— start —
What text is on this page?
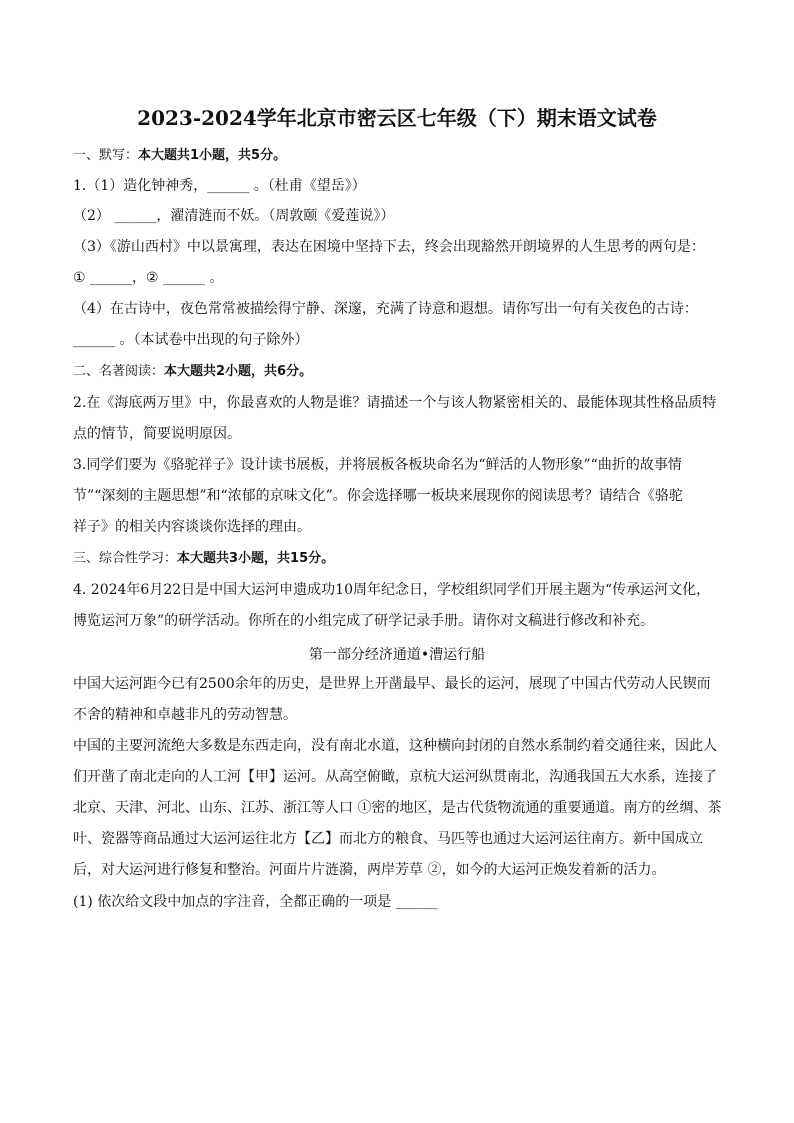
2023-2024学年北京市密云区七年级（下）期末语文试卷
一、默写：本大题共1小题，共5分。
1.（1）造化钟神秀，______ 。（杜甫《望岳》）
（2） ______，濯清涟而不妖。（周敦颐《爱莲说》）
（3）《游山西村》中以景寓理，表达在困境中坚持下去，终会出现豁然开朗境界的人生思考的两句是：
① ______，② ______ 。
（4）在古诗中，夜色常常被描绘得宁静、深邃，充满了诗意和遐想。请你写出一句有关夜色的古诗：
______ 。（本试卷中出现的句子除外）
二、名著阅读：本大题共2小题，共6分。
2.在《海底两万里》中，你最喜欢的人物是谁？请描述一个与该人物紧密相关的、最能体现其性格品质特
点的情节，简要说明原因。
3.同学们要为《骆驼祥子》设计读书展板，并将展板各板块命名为“鲜活的人物形象”“曲折的故事情
节”“深刻的主题思想”和“浓郁的京味文化”。你会选择哪一板块来展现你的阅读思考？请结合《骆驼
祥子》的相关内容谈谈你选择的理由。
三、综合性学习：本大题共3小题，共15分。
4. 2024年6月22日是中国大运河申遗成功10周年纪念日，学校组织同学们开展主题为“传承运河文化，
博览运河万象”的研学活动。你所在的小组完成了研学记录手册。请你对文稿进行修改和补充。
第一部分经济通道•漕运行船
中国大运河距今已有2500余年的历史，是世界上开凿最早、最长的运河，展现了中国古代劳动人民锲而
不舍的精神和卓越非凡的劳动智慧。
中国的主要河流绝大多数是东西走向，没有南北水道，这种横向封闭的自然水系制约着交通往来，因此人
们开凿了南北走向的人工河【甲】运河。从高空俯瞰，京杭大运河纵贯南北，沟通我国五大水系，连接了
北京、天津、河北、山东、江苏、浙江等人口 ①密的地区，是古代货物流通的重要通道。南方的丝绸、茶
叶、瓷器等商品通过大运河运往北方【乙】而北方的粮食、马匹等也通过大运河运往南方。新中国成立
后，对大运河进行修复和整治。河面片片涟漪，两岸芳草 ②，如今的大运河正焕发着新的活力。
(1) 依次给文段中加点的字注音，全都正确的一项是 ______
— end —
DIRECTION:
Repeat the preceding records precisely, and leave every picture out of the copy.

OUTPUT FOR THIS EXERCISE:
What text is on this page?
2023-2024学年北京市密云区七年级（下）期末语文试卷
一、默写：本大题共1小题，共5分。
1.（1）造化钟神秀，______ 。（杜甫《望岳》）
（2） ______，濯清涟而不妖。（周敦颐《爱莲说》）
（3）《游山西村》中以景寓理，表达在困境中坚持下去，终会出现豁然开朗境界的人生思考的两句是：
① ______，② ______ 。
（4）在古诗中，夜色常常被描绘得宁静、深邃，充满了诗意和遐想。请你写出一句有关夜色的古诗：
______ 。（本试卷中出现的句子除外）
二、名著阅读：本大题共2小题，共6分。
2.在《海底两万里》中，你最喜欢的人物是谁？请描述一个与该人物紧密相关的、最能体现其性格品质特
点的情节，简要说明原因。
3.同学们要为《骆驼祥子》设计读书展板，并将展板各板块命名为“鲜活的人物形象”“曲折的故事情
节”“深刻的主题思想”和“浓郁的京味文化”。你会选择哪一板块来展现你的阅读思考？请结合《骆驼
祥子》的相关内容谈谈你选择的理由。
三、综合性学习：本大题共3小题，共15分。
4. 2024年6月22日是中国大运河申遗成功10周年纪念日，学校组织同学们开展主题为“传承运河文化，
博览运河万象”的研学活动。你所在的小组完成了研学记录手册。请你对文稿进行修改和补充。
第一部分经济通道•漕运行船
中国大运河距今已有2500余年的历史，是世界上开凿最早、最长的运河，展现了中国古代劳动人民锲而
不舍的精神和卓越非凡的劳动智慧。
中国的主要河流绝大多数是东西走向，没有南北水道，这种横向封闭的自然水系制约着交通往来，因此人
们开凿了南北走向的人工河【甲】运河。从高空俯瞰，京杭大运河纵贯南北，沟通我国五大水系，连接了
北京、天津、河北、山东、江苏、浙江等人口 ①密的地区，是古代货物流通的重要通道。南方的丝绸、茶
叶、瓷器等商品通过大运河运往北方【乙】而北方的粮食、马匹等也通过大运河运往南方。新中国成立
后，对大运河进行修复和整治。河面片片涟漪，两岸芳草 ②，如今的大运河正焕发着新的活力。
(1) 依次给文段中加点的字注音，全都正确的一项是 ______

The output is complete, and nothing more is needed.